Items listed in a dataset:
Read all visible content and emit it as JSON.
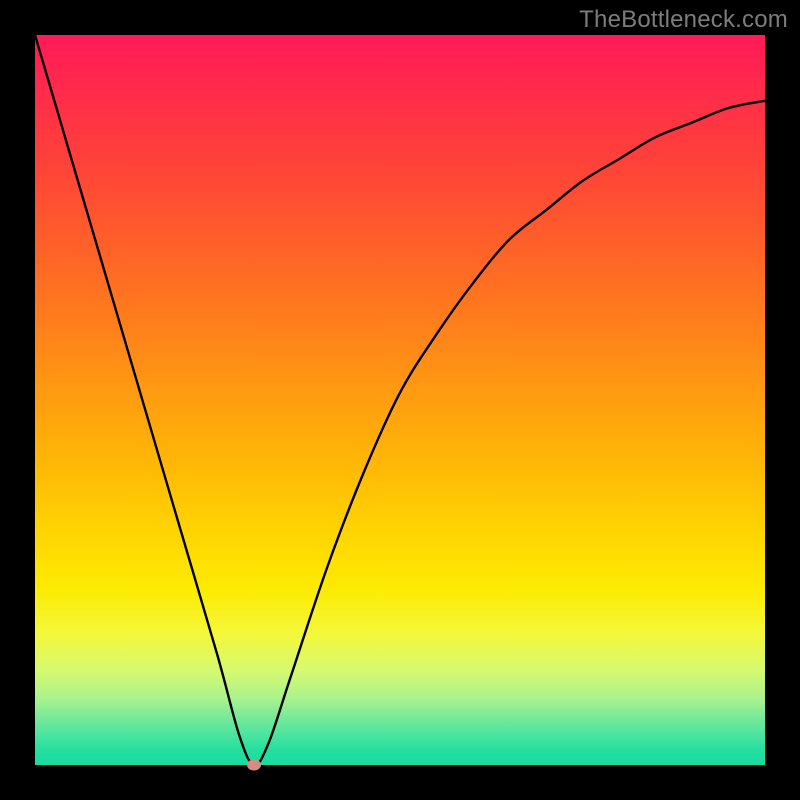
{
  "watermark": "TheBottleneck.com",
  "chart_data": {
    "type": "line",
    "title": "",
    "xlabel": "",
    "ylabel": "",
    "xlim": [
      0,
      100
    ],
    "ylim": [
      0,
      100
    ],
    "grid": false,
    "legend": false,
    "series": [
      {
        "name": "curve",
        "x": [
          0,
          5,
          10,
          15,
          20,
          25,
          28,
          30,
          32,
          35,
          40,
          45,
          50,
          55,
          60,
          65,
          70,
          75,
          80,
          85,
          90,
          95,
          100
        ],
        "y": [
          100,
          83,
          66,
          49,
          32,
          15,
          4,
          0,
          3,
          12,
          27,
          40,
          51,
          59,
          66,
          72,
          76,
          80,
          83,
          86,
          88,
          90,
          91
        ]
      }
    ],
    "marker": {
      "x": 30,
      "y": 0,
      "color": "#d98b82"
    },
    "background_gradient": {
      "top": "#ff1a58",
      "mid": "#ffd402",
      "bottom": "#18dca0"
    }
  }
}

● **Aim**
Reproduce the entries above exactly. Do not include the images.

● **Solution to this task**
Read all visible content and emit it as JSON.
{
  "watermark": "TheBottleneck.com",
  "chart_data": {
    "type": "line",
    "title": "",
    "xlabel": "",
    "ylabel": "",
    "xlim": [
      0,
      100
    ],
    "ylim": [
      0,
      100
    ],
    "grid": false,
    "legend": false,
    "series": [
      {
        "name": "curve",
        "x": [
          0,
          5,
          10,
          15,
          20,
          25,
          28,
          30,
          32,
          35,
          40,
          45,
          50,
          55,
          60,
          65,
          70,
          75,
          80,
          85,
          90,
          95,
          100
        ],
        "y": [
          100,
          83,
          66,
          49,
          32,
          15,
          4,
          0,
          3,
          12,
          27,
          40,
          51,
          59,
          66,
          72,
          76,
          80,
          83,
          86,
          88,
          90,
          91
        ]
      }
    ],
    "marker": {
      "x": 30,
      "y": 0,
      "color": "#d98b82"
    },
    "background_gradient": {
      "top": "#ff1a58",
      "mid": "#ffd402",
      "bottom": "#18dca0"
    }
  }
}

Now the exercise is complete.